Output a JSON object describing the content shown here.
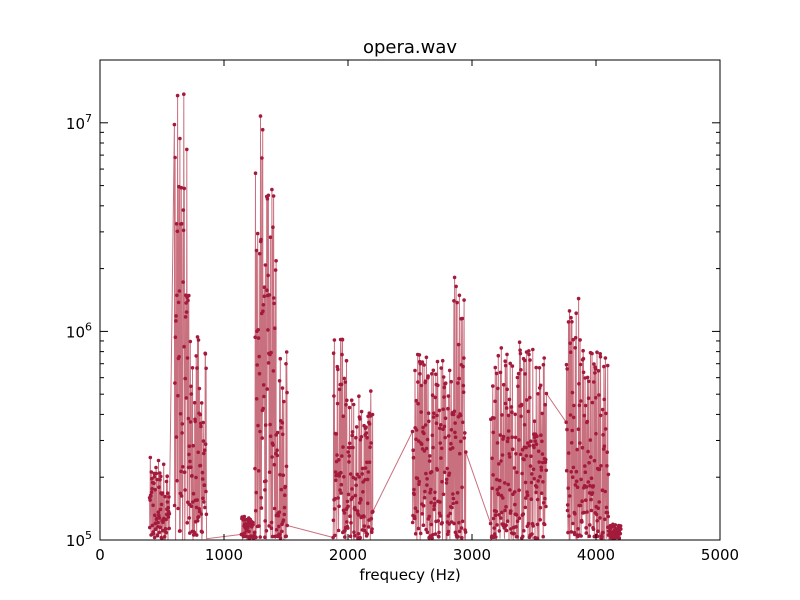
{
  "chart_data": {
    "type": "line",
    "title": "opera.wav",
    "xlabel": "frequecy (Hz)",
    "ylabel": "",
    "xlim": [
      0,
      5000
    ],
    "ylim": [
      100000,
      20000000
    ],
    "yscale": "log",
    "grid": false,
    "line_color": "#c9707f",
    "marker_color": "#a31b3c",
    "x_ticks": [
      {
        "value": 0,
        "label": "0"
      },
      {
        "value": 1000,
        "label": "1000"
      },
      {
        "value": 2000,
        "label": "2000"
      },
      {
        "value": 3000,
        "label": "3000"
      },
      {
        "value": 4000,
        "label": "4000"
      },
      {
        "value": 5000,
        "label": "5000"
      }
    ],
    "y_ticks": [
      {
        "value": 100000,
        "base": "10",
        "exp": "5"
      },
      {
        "value": 1000000,
        "base": "10",
        "exp": "6"
      },
      {
        "value": 10000000,
        "base": "10",
        "exp": "7"
      }
    ],
    "peak_bands": [
      {
        "x": [
          400,
          560
        ],
        "peak": 250000
      },
      {
        "x": [
          600,
          720
        ],
        "peak": 14000000
      },
      {
        "x": [
          720,
          860
        ],
        "peak": 1000000
      },
      {
        "x": [
          1140,
          1250
        ],
        "peak": 130000
      },
      {
        "x": [
          1250,
          1330
        ],
        "peak": 11500000
      },
      {
        "x": [
          1330,
          1420
        ],
        "peak": 5000000
      },
      {
        "x": [
          1420,
          1510
        ],
        "peak": 1000000
      },
      {
        "x": [
          1880,
          1990
        ],
        "peak": 1050000
      },
      {
        "x": [
          1990,
          2200
        ],
        "peak": 520000
      },
      {
        "x": [
          2520,
          2810
        ],
        "peak": 800000
      },
      {
        "x": [
          2810,
          2950
        ],
        "peak": 2500000
      },
      {
        "x": [
          3150,
          3600
        ],
        "peak": 900000
      },
      {
        "x": [
          3760,
          3880
        ],
        "peak": 1700000
      },
      {
        "x": [
          3880,
          4100
        ],
        "peak": 900000
      },
      {
        "x": [
          4100,
          4200
        ],
        "peak": 120000
      }
    ]
  }
}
- - - - -
- [Given instruction]
Your answer should be a single number: how many lines of the material contain the word "value".

- [Completed task]
9